*CONSIGNE ÉCRITE A*. Citez à l'identique les lignes des entrées, depuis leur début jusqu'à la ligne contenant "code-editor[interactable]: package main", celle-ci incluse.

Quand Élodie a croisé le regard de Camille ce matin-là, elle a hésité. Elles s’étaient perdues de vue depuis plusieurs mois, depuis ce jour où Camille avait annoncé la perte de son bébé. Les mots d’Élodie étaient restés coincés quelque part entre la gorge et le cœur. A présent, elle ne savait plus quoi dire, ni comment. Devait-elle en parler ? Faire comme si de rien n’était ?
Soutenir une amie, une sœur ou une collègue qui traverse un deuil périnatal, c’est souvent un défi. On veut bien faire, mais la peur de dire une bêtise ou de raviver la douleur nous paralyse. Pourtant, il existe une autre voie : celle de l’écoute et des petits gestes sincères. Cet article t’invite à découvrir comment être là, simplement, sans maladresse ni injonction — juste avec le cœur.
Et si le vrai soutien commençait par l’écoute ?
Oublier les phrases toutes faites
On les prononce souvent avec bienveillance, pour rassurer : « Tu es jeune, tu en auras d’autres », « Le temps guérit toutes les blessures », « C’est la nature qui fait le tri, c’est sûrement mieux ainsi ». Pourtant, ces phrases ne consolent pas. Elles minimisent la douleur vécue et dresse un mur entre les parents endeuillés et la personne qui les prononcent.
Le deuil périnatal n’a rien d’une simple épreuve à « dépasser » — c’est une histoire d’amour interrompue. Ce que la personne endeuillée attend, c’est qu’on reconnaisse cette perte, qu’on légitime son chagrin, même s’il nous met mal à l’aise.

Listes des éléments et des régions
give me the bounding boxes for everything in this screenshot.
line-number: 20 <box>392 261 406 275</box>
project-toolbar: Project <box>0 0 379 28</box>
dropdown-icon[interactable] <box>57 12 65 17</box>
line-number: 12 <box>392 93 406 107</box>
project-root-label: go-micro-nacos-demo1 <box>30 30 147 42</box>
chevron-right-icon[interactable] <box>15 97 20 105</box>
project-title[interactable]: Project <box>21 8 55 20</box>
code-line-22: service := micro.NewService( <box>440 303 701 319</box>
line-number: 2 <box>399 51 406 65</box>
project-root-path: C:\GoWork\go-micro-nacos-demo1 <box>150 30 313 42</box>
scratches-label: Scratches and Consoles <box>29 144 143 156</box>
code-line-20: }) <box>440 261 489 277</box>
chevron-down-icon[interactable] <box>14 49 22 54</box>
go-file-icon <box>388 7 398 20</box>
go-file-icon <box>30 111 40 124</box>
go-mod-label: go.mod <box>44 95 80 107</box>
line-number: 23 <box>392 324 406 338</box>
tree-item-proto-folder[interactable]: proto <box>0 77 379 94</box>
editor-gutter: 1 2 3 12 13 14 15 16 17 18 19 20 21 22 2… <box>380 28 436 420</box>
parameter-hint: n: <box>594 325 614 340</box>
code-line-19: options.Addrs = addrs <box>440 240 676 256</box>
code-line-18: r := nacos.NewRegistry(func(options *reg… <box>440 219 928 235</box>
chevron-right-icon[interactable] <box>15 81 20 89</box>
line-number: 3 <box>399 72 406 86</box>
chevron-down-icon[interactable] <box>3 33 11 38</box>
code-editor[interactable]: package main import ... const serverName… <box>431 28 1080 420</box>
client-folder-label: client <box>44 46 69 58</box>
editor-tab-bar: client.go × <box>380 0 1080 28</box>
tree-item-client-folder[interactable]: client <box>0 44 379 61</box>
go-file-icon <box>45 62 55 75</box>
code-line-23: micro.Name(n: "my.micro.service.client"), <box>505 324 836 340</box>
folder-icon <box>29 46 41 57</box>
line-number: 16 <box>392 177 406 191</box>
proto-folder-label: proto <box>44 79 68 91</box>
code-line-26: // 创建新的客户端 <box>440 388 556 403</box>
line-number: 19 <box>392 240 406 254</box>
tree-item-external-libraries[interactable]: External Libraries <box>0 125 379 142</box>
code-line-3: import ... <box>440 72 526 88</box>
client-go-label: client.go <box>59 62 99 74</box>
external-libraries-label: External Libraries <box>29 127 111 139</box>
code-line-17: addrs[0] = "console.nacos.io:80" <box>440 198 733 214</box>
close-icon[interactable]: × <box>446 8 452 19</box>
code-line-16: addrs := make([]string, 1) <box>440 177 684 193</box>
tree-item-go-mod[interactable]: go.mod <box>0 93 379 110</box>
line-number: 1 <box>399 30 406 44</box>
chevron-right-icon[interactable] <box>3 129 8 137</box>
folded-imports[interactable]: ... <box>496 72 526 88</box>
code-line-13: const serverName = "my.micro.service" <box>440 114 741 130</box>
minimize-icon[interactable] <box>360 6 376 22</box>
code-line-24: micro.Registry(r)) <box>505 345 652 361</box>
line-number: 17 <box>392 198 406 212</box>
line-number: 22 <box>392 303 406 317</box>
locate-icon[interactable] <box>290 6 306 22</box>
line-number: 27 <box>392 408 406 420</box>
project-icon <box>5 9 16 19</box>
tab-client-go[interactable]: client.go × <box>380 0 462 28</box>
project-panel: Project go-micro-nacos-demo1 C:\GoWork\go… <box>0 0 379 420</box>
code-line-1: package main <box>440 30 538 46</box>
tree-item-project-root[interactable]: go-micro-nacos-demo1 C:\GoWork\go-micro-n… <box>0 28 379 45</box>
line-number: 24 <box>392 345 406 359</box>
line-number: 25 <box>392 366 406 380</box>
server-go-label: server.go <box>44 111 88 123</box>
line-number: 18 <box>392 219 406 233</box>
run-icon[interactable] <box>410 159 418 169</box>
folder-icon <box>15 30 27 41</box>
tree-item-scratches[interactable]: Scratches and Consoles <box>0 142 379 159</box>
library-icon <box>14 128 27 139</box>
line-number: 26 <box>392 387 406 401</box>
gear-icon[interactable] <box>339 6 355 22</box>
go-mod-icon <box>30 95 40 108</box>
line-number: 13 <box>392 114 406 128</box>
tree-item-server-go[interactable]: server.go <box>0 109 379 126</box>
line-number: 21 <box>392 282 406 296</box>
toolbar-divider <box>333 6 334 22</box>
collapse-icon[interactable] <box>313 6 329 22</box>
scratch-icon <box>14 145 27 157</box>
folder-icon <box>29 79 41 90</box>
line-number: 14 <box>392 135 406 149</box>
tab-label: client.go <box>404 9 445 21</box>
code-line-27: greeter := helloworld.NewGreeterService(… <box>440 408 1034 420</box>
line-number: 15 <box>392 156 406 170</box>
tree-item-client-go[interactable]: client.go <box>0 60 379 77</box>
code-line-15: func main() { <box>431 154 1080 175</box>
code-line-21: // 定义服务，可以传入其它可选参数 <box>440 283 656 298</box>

*CONSIGNE ÉCRITE B*. Reproduisez intégralement, sans la moindre modification, le texte consacré au soutien face au deuil périnatal.

*RÉPONSE ATTENDUE A*.
give me the bounding boxes for everything in this screenshot.
line-number: 20 <box>392 261 406 275</box>
project-toolbar: Project <box>0 0 379 28</box>
dropdown-icon[interactable] <box>57 12 65 17</box>
line-number: 12 <box>392 93 406 107</box>
project-root-label: go-micro-nacos-demo1 <box>30 30 147 42</box>
chevron-right-icon[interactable] <box>15 97 20 105</box>
project-title[interactable]: Project <box>21 8 55 20</box>
code-line-22: service := micro.NewService( <box>440 303 701 319</box>
line-number: 2 <box>399 51 406 65</box>
project-root-path: C:\GoWork\go-micro-nacos-demo1 <box>150 30 313 42</box>
scratches-label: Scratches and Consoles <box>29 144 143 156</box>
code-line-20: }) <box>440 261 489 277</box>
chevron-down-icon[interactable] <box>14 49 22 54</box>
go-file-icon <box>388 7 398 20</box>
go-file-icon <box>30 111 40 124</box>
go-mod-label: go.mod <box>44 95 80 107</box>
line-number: 23 <box>392 324 406 338</box>
tree-item-proto-folder[interactable]: proto <box>0 77 379 94</box>
editor-gutter: 1 2 3 12 13 14 15 16 17 18 19 20 21 22 2… <box>380 28 436 420</box>
parameter-hint: n: <box>594 325 614 340</box>
code-line-19: options.Addrs = addrs <box>440 240 676 256</box>
code-line-18: r := nacos.NewRegistry(func(options *reg… <box>440 219 928 235</box>
chevron-right-icon[interactable] <box>15 81 20 89</box>
line-number: 3 <box>399 72 406 86</box>
chevron-down-icon[interactable] <box>3 33 11 38</box>
code-editor[interactable]: package main import ... const serverName… <box>431 28 1080 420</box>

*RÉPONSE ATTENDUE B*.
Quand Élodie a croisé le regard de Camille ce matin-là, elle a hésité. Elles s’étaient perdues de vue depuis plusieurs mois, depuis ce jour où Camille avait annoncé la perte de son bébé. Les mots d’Élodie étaient restés coincés quelque part entre la gorge et le cœur. A présent, elle ne savait plus quoi dire, ni comment. Devait-elle en parler ? Faire comme si de rien n’était ?
Soutenir une amie, une sœur ou une collègue qui traverse un deuil périnatal, c’est souvent un défi. On veut bien faire, mais la peur de dire une bêtise ou de raviver la douleur nous paralyse. Pourtant, il existe une autre voie : celle de l’écoute et des petits gestes sincères. Cet article t’invite à découvrir comment être là, simplement, sans maladresse ni injonction — juste avec le cœur.
Et si le vrai soutien commençait par l’écoute ?
Oublier les phrases toutes faites
On les prononce souvent avec bienveillance, pour rassurer : « Tu es jeune, tu en auras d’autres », « Le temps guérit toutes les blessures », « C’est la nature qui fait le tri, c’est sûrement mieux ainsi ». Pourtant, ces phrases ne consolent pas. Elles minimisent la douleur vécue et dresse un mur entre les parents endeuillés et la personne qui les prononcent.
Le deuil périnatal n’a rien d’une simple épreuve à « dépasser » — c’est une histoire d’amour interrompue. Ce que la personne endeuillée attend, c’est qu’on reconnaisse cette perte, qu’on légitime son chagrin, même s’il nous met mal à l’aise.